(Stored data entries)
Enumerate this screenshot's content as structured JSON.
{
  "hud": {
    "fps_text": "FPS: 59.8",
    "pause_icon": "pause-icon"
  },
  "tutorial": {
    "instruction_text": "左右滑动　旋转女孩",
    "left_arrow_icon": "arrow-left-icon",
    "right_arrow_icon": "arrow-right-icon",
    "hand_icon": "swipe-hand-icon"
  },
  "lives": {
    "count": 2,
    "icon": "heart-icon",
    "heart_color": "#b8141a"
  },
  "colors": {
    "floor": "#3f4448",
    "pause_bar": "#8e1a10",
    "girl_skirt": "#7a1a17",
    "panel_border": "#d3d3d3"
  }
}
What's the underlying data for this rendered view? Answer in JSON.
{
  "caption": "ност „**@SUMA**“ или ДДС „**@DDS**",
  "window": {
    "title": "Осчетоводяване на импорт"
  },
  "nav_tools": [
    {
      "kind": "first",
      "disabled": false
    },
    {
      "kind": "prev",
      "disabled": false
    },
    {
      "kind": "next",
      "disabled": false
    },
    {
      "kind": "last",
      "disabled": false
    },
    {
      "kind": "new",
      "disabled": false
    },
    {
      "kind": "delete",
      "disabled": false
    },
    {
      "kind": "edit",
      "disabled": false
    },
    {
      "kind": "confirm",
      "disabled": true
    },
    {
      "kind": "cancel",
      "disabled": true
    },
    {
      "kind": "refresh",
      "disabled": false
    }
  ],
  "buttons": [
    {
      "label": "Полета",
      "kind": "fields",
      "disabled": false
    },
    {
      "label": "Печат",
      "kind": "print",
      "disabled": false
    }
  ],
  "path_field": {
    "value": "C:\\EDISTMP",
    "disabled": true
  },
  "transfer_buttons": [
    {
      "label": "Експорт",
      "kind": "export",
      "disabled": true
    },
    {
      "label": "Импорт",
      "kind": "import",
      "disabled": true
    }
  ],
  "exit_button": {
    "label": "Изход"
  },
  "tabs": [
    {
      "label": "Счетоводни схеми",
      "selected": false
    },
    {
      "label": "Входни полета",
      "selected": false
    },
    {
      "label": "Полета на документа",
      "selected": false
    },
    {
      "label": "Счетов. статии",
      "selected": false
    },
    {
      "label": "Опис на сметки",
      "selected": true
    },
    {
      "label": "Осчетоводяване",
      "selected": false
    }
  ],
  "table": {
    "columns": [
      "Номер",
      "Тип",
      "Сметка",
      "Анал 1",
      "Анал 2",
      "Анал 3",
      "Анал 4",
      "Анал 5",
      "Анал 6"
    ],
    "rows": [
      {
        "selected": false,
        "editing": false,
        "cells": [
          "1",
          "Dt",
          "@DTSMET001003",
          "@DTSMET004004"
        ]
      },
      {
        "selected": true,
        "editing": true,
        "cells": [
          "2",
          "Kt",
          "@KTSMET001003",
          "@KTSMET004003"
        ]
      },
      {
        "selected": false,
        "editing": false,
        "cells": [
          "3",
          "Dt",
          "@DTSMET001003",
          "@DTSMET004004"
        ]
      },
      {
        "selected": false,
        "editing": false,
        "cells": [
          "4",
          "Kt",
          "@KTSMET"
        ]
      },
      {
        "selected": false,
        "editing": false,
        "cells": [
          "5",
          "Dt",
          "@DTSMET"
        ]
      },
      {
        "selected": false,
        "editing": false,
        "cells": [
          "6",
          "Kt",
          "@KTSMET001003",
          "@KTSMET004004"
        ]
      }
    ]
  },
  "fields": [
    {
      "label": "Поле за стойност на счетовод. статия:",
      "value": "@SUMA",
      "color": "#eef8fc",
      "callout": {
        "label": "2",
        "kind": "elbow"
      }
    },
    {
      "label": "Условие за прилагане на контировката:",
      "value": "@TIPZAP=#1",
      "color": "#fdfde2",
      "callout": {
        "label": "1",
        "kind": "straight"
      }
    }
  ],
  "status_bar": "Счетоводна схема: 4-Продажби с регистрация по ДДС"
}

▶ **Directions**:
Every record shown above should be written out again exactly.

▶ **Final result**:
Enumerate this screenshot's content as structured JSON.
{
  "hud": {
    "fps_text": "FPS: 59.8",
    "pause_icon": "pause-icon"
  },
  "tutorial": {
    "instruction_text": "左右滑动　旋转女孩",
    "left_arrow_icon": "arrow-left-icon",
    "right_arrow_icon": "arrow-right-icon",
    "hand_icon": "swipe-hand-icon"
  },
  "lives": {
    "count": 2,
    "icon": "heart-icon",
    "heart_color": "#b8141a"
  },
  "colors": {
    "floor": "#3f4448",
    "pause_bar": "#8e1a10",
    "girl_skirt": "#7a1a17",
    "panel_border": "#d3d3d3"
  }
}
What's the underlying data for this rendered view? Answer in JSON.
{
  "caption": "ност „**@SUMA**“ или ДДС „**@DDS**",
  "window": {
    "title": "Осчетоводяване на импорт"
  },
  "nav_tools": [
    {
      "kind": "first",
      "disabled": false
    },
    {
      "kind": "prev",
      "disabled": false
    },
    {
      "kind": "next",
      "disabled": false
    },
    {
      "kind": "last",
      "disabled": false
    },
    {
      "kind": "new",
      "disabled": false
    },
    {
      "kind": "delete",
      "disabled": false
    },
    {
      "kind": "edit",
      "disabled": false
    },
    {
      "kind": "confirm",
      "disabled": true
    },
    {
      "kind": "cancel",
      "disabled": true
    },
    {
      "kind": "refresh",
      "disabled": false
    }
  ],
  "buttons": [
    {
      "label": "Полета",
      "kind": "fields",
      "disabled": false
    },
    {
      "label": "Печат",
      "kind": "print",
      "disabled": false
    }
  ],
  "path_field": {
    "value": "C:\\EDISTMP",
    "disabled": true
  },
  "transfer_buttons": [
    {
      "label": "Експорт",
      "kind": "export",
      "disabled": true
    },
    {
      "label": "Импорт",
      "kind": "import",
      "disabled": true
    }
  ],
  "exit_button": {
    "label": "Изход"
  },
  "tabs": [
    {
      "label": "Счетоводни схеми",
      "selected": false
    },
    {
      "label": "Входни полета",
      "selected": false
    },
    {
      "label": "Полета на документа",
      "selected": false
    },
    {
      "label": "Счетов. статии",
      "selected": false
    },
    {
      "label": "Опис на сметки",
      "selected": true
    },
    {
      "label": "Осчетоводяване",
      "selected": false
    }
  ],
  "table": {
    "columns": [
      "Номер",
      "Тип",
      "Сметка",
      "Анал 1",
      "Анал 2",
      "Анал 3",
      "Анал 4",
      "Анал 5",
      "Анал 6"
    ],
    "rows": [
      {
        "selected": false,
        "editing": false,
        "cells": [
          "1",
          "Dt",
          "@DTSMET001003",
          "@DTSMET004004"
        ]
      },
      {
        "selected": true,
        "editing": true,
        "cells": [
          "2",
          "Kt",
          "@KTSMET001003",
          "@KTSMET004003"
        ]
      },
      {
        "selected": false,
        "editing": false,
        "cells": [
          "3",
          "Dt",
          "@DTSMET001003",
          "@DTSMET004004"
        ]
      },
      {
        "selected": false,
        "editing": false,
        "cells": [
          "4",
          "Kt",
          "@KTSMET"
        ]
      },
      {
        "selected": false,
        "editing": false,
        "cells": [
          "5",
          "Dt",
          "@DTSMET"
        ]
      },
      {
        "selected": false,
        "editing": false,
        "cells": [
          "6",
          "Kt",
          "@KTSMET001003",
          "@KTSMET004004"
        ]
      }
    ]
  },
  "fields": [
    {
      "label": "Поле за стойност на счетовод. статия:",
      "value": "@SUMA",
      "color": "#eef8fc",
      "callout": {
        "label": "2",
        "kind": "elbow"
      }
    },
    {
      "label": "Условие за прилагане на контировката:",
      "value": "@TIPZAP=#1",
      "color": "#fdfde2",
      "callout": {
        "label": "1",
        "kind": "straight"
      }
    }
  ],
  "status_bar": "Счетоводна схема: 4-Продажби с регистрация по ДДС"
}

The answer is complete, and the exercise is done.